Please filter the data below down to the lines holding the string "movies".

[Document page transcript entries]
========

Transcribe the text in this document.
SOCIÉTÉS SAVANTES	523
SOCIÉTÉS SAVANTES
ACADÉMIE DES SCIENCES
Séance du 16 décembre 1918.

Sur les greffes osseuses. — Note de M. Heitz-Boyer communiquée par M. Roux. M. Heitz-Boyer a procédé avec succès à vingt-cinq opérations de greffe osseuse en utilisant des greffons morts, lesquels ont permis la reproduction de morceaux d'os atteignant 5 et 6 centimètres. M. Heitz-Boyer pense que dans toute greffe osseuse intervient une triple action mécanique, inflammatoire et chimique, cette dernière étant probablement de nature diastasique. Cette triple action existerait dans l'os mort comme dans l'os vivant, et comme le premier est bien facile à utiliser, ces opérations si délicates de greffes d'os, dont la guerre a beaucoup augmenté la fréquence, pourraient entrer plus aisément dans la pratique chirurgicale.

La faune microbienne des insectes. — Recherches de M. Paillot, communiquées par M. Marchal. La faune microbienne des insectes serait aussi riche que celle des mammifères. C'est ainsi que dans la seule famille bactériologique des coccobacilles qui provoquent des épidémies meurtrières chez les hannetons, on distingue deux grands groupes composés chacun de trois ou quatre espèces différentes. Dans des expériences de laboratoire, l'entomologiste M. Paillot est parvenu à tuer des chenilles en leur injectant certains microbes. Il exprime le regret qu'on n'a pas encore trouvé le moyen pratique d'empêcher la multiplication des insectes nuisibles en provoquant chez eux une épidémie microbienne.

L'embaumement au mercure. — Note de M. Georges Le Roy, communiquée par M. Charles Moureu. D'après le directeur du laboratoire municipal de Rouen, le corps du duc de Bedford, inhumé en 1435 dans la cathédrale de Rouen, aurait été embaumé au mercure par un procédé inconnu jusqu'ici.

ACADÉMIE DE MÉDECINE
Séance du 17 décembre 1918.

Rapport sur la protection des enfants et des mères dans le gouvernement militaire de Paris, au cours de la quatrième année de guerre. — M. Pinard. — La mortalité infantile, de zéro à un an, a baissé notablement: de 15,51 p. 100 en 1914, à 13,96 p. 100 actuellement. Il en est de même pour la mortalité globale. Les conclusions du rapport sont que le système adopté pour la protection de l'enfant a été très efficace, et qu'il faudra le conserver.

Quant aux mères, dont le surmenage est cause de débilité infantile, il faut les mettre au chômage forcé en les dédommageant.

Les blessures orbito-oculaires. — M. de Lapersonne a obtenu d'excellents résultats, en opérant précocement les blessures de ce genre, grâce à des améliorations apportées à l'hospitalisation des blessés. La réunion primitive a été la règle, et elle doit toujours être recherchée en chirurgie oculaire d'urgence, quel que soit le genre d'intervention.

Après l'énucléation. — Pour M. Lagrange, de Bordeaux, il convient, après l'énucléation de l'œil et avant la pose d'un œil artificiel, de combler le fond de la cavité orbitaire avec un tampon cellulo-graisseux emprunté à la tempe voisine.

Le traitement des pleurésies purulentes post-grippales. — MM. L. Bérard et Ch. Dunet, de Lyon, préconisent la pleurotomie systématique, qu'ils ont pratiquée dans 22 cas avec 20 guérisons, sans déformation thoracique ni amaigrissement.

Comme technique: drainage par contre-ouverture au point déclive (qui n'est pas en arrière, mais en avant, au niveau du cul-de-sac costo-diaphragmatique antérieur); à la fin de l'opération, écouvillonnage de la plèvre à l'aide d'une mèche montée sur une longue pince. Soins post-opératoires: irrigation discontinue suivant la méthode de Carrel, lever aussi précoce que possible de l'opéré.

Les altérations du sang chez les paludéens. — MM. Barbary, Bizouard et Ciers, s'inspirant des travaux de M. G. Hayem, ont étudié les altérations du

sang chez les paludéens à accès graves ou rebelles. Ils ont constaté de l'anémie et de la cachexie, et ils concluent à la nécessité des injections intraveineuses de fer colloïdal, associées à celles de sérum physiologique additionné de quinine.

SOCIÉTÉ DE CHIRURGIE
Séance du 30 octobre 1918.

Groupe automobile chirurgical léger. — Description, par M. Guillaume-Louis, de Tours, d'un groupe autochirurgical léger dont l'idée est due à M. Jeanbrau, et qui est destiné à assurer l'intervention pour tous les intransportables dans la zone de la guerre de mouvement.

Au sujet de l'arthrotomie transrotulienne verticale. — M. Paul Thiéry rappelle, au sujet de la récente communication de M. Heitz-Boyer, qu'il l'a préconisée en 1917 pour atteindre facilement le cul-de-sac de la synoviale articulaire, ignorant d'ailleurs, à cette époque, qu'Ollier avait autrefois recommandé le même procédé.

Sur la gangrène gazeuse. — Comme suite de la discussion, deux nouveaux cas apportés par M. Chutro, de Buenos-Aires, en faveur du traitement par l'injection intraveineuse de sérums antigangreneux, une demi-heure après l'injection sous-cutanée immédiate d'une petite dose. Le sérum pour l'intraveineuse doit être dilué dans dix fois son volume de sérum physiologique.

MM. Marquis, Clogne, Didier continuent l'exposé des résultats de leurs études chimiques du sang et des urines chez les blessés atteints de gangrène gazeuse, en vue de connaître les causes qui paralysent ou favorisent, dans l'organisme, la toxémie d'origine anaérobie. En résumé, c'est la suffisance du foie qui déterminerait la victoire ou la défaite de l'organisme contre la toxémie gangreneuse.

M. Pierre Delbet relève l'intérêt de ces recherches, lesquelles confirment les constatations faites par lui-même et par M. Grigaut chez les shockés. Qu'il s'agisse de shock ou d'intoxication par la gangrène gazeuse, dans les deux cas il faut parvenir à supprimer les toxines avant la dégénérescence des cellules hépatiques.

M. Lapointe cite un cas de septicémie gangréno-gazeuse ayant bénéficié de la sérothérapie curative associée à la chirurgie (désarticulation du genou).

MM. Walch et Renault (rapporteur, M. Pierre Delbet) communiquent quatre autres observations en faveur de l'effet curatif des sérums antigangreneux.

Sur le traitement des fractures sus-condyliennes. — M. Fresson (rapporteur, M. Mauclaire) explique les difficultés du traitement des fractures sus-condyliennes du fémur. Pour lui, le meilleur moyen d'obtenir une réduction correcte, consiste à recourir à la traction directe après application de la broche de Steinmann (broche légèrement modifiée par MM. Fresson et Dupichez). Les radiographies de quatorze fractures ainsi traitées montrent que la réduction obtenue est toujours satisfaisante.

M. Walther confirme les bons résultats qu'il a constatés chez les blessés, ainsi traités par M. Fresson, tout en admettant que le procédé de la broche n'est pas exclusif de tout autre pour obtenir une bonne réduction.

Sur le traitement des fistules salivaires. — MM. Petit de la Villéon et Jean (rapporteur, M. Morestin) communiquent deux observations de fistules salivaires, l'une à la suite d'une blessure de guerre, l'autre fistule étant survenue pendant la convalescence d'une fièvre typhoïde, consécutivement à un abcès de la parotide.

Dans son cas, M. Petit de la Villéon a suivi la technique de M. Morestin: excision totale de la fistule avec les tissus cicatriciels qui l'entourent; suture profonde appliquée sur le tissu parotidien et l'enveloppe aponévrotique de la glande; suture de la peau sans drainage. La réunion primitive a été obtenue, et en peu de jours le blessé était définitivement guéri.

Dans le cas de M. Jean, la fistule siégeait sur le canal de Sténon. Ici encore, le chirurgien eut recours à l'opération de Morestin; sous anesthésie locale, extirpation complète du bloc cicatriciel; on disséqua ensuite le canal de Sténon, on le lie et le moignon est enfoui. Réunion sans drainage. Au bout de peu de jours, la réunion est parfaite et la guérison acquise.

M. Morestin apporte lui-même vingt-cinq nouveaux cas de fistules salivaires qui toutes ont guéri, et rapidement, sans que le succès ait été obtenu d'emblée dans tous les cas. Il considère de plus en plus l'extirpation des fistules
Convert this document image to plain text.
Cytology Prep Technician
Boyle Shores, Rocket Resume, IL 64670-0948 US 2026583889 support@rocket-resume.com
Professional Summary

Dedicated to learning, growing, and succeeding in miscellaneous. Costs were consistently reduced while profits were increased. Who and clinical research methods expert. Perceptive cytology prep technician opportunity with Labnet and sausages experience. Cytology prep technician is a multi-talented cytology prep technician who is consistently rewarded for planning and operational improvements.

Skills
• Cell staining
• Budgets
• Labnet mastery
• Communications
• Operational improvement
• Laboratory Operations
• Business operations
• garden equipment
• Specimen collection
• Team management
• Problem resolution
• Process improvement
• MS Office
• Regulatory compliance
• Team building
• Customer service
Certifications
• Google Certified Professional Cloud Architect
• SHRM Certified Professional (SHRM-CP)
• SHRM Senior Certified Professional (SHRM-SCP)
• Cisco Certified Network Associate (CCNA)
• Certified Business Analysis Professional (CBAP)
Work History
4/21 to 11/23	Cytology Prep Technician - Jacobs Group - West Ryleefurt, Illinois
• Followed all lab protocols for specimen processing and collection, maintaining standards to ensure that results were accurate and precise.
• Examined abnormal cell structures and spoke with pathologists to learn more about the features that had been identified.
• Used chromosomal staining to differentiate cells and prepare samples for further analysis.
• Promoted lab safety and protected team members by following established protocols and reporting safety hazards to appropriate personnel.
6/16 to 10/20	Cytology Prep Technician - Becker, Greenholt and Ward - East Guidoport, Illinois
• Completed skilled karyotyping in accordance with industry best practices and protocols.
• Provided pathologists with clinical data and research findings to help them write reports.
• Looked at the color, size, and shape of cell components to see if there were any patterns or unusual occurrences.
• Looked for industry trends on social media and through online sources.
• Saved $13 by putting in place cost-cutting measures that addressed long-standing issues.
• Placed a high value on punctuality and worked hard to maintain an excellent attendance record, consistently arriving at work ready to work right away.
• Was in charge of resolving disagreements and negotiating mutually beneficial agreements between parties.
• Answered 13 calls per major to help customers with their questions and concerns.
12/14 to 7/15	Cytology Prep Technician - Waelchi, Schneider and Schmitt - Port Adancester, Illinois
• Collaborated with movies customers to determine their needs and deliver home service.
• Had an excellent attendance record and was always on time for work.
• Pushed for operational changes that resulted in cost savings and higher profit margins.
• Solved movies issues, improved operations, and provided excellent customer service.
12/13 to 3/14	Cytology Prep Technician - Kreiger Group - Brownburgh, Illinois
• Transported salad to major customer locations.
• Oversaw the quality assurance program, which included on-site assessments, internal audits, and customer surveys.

========

▸ TASK OUTPUT:
• Collaborated with movies customers to determine their needs and deliver home service.
• Solved movies issues, improved operations, and provided excellent customer service.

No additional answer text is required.